[WRITTEN REQUEST]: Give only the number of lines in the records that include the string "this".

[DATA ENTRIES]:
========================================

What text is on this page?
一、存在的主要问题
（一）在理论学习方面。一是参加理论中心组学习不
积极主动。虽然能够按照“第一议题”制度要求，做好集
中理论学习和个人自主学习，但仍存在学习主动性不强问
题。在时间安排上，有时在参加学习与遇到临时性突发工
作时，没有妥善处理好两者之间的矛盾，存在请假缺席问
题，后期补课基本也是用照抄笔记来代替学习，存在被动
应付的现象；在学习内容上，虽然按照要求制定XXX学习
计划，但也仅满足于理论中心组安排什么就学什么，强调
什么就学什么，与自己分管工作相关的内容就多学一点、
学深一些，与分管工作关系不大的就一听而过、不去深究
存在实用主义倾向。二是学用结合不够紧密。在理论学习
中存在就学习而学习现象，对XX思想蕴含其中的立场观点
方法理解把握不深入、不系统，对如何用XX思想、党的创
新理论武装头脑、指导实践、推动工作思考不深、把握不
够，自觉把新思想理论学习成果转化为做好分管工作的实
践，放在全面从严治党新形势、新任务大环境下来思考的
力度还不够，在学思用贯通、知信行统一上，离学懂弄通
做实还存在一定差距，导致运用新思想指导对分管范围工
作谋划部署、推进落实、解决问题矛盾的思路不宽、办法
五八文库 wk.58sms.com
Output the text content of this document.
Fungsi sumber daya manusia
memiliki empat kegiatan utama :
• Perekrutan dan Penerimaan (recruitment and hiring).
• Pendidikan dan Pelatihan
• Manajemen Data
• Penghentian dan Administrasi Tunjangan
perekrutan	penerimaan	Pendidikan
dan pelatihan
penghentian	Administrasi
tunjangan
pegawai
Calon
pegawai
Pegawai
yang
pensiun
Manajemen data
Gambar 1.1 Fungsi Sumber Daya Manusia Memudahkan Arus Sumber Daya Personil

========================================

[FINISHED EXERCISE]: 2